EXERCISE DESCRIPTION:
Each line below should be reproduced without any alteration.

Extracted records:
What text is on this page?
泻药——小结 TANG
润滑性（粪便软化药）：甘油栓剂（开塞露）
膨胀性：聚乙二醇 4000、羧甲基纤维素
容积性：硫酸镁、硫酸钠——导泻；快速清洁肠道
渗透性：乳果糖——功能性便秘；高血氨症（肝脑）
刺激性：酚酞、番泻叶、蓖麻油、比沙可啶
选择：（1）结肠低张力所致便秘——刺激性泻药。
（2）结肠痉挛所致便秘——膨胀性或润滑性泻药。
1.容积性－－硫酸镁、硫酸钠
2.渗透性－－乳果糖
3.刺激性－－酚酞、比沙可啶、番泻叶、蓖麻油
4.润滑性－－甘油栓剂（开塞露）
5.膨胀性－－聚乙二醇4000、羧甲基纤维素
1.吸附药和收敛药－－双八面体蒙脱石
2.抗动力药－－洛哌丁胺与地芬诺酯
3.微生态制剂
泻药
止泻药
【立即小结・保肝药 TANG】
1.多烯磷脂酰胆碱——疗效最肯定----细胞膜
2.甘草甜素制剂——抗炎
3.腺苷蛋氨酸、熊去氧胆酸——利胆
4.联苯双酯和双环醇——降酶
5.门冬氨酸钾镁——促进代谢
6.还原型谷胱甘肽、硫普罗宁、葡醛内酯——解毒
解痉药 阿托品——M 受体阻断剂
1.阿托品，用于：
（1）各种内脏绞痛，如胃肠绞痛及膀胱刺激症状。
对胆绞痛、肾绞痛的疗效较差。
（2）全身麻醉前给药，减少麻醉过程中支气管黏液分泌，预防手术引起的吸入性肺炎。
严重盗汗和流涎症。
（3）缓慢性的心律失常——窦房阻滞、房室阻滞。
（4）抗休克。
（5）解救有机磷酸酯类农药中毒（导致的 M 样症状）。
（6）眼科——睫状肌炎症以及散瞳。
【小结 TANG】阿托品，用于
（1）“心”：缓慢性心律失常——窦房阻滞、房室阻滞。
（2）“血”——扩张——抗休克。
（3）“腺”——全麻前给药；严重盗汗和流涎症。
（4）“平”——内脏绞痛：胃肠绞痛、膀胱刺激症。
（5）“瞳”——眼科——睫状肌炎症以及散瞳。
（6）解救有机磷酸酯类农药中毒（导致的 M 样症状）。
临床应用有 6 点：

RESULT BELOW:
What text is on this page?
泻药——小结 TANG
润滑性（粪便软化药）：甘油栓剂（开塞露）
膨胀性：聚乙二醇 4000、羧甲基纤维素
容积性：硫酸镁、硫酸钠——导泻；快速清洁肠道
渗透性：乳果糖——功能性便秘；高血氨症（肝脑）
刺激性：酚酞、番泻叶、蓖麻油、比沙可啶
选择：（1）结肠低张力所致便秘——刺激性泻药。
（2）结肠痉挛所致便秘——膨胀性或润滑性泻药。
1.容积性－－硫酸镁、硫酸钠
2.渗透性－－乳果糖
3.刺激性－－酚酞、比沙可啶、番泻叶、蓖麻油
4.润滑性－－甘油栓剂（开塞露）
5.膨胀性－－聚乙二醇4000、羧甲基纤维素
1.吸附药和收敛药－－双八面体蒙脱石
2.抗动力药－－洛哌丁胺与地芬诺酯
3.微生态制剂
泻药
止泻药
【立即小结・保肝药 TANG】
1.多烯磷脂酰胆碱——疗效最肯定----细胞膜
2.甘草甜素制剂——抗炎
3.腺苷蛋氨酸、熊去氧胆酸——利胆
4.联苯双酯和双环醇——降酶
5.门冬氨酸钾镁——促进代谢
6.还原型谷胱甘肽、硫普罗宁、葡醛内酯——解毒
解痉药 阿托品——M 受体阻断剂
1.阿托品，用于：
（1）各种内脏绞痛，如胃肠绞痛及膀胱刺激症状。
对胆绞痛、肾绞痛的疗效较差。
（2）全身麻醉前给药，减少麻醉过程中支气管黏液分泌，预防手术引起的吸入性肺炎。
严重盗汗和流涎症。
（3）缓慢性的心律失常——窦房阻滞、房室阻滞。
（4）抗休克。
（5）解救有机磷酸酯类农药中毒（导致的 M 样症状）。
（6）眼科——睫状肌炎症以及散瞳。
【小结 TANG】阿托品，用于
（1）“心”：缓慢性心律失常——窦房阻滞、房室阻滞。
（2）“血”——扩张——抗休克。
（3）“腺”——全麻前给药；严重盗汗和流涎症。
（4）“平”——内脏绞痛：胃肠绞痛、膀胱刺激症。
（5）“瞳”——眼科——睫状肌炎症以及散瞳。
（6）解救有机磷酸酯类农药中毒（导致的 M 样症状）。
临床应用有 6 点：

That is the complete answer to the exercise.